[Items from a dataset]

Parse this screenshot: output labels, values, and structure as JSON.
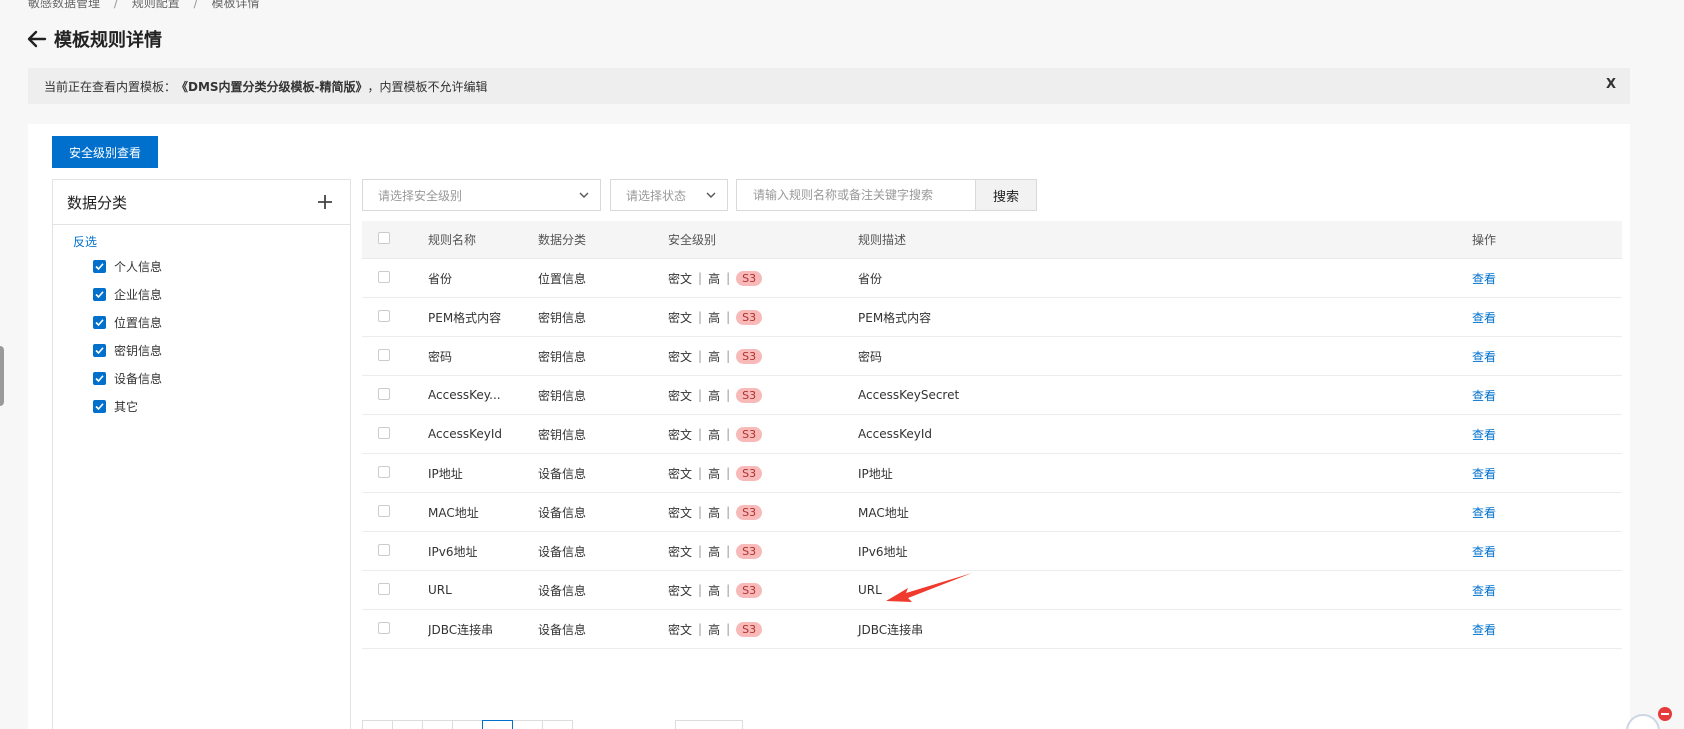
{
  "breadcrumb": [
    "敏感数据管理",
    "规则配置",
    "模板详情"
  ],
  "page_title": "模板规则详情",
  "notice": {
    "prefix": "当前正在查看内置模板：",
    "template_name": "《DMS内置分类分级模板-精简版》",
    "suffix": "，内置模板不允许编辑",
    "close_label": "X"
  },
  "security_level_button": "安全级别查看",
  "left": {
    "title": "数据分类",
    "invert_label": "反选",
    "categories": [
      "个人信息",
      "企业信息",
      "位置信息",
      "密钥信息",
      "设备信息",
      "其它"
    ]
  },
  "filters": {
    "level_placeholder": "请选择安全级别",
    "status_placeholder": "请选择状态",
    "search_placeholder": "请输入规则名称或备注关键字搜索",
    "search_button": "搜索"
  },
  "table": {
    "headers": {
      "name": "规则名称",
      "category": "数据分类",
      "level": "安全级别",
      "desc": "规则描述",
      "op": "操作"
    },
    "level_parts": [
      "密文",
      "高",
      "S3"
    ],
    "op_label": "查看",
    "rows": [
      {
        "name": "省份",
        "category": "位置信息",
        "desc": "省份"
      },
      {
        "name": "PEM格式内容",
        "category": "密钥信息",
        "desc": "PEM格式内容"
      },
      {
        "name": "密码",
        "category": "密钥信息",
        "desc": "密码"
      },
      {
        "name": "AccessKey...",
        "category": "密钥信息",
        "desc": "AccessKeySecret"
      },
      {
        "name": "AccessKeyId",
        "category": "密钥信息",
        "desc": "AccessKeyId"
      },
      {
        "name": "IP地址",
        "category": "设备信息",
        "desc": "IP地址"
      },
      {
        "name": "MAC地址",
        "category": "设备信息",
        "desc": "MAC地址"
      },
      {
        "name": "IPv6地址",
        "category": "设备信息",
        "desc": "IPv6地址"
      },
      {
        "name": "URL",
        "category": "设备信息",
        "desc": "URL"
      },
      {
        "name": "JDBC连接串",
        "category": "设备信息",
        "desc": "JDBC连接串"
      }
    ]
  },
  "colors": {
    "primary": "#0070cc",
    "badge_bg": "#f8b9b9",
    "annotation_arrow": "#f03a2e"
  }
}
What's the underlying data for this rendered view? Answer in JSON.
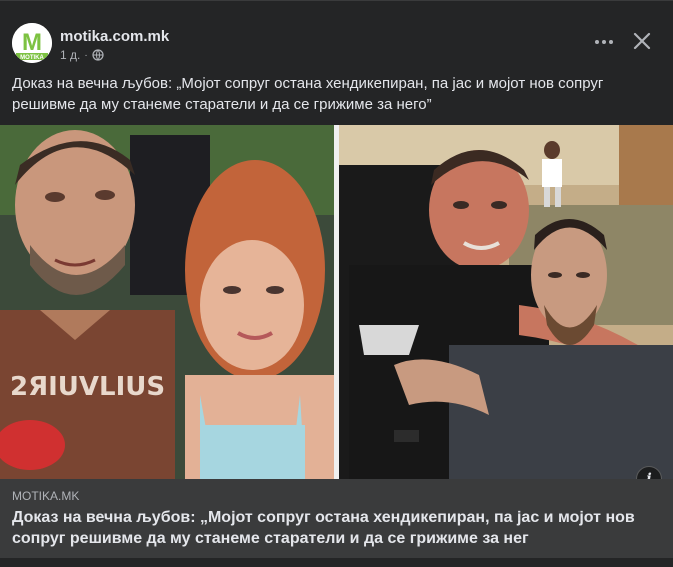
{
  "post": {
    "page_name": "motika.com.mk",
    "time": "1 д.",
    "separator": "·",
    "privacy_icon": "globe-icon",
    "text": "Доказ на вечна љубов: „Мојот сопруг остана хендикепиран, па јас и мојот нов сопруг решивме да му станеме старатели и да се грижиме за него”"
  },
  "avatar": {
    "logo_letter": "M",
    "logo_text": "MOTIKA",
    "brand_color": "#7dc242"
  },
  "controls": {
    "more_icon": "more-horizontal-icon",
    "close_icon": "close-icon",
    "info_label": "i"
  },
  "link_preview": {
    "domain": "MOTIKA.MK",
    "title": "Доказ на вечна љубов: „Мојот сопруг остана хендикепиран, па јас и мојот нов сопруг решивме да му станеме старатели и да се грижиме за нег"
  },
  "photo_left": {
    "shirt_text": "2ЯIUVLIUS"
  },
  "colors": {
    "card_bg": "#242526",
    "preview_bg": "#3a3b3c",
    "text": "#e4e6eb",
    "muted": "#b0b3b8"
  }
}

- _Instructions to follow_: Which lines hold the string "AccessKeyId"? Copy all of them from the data above.

- _Correct answer_:
        "name": "AccessKeyId",
        "desc": "AccessKeyId"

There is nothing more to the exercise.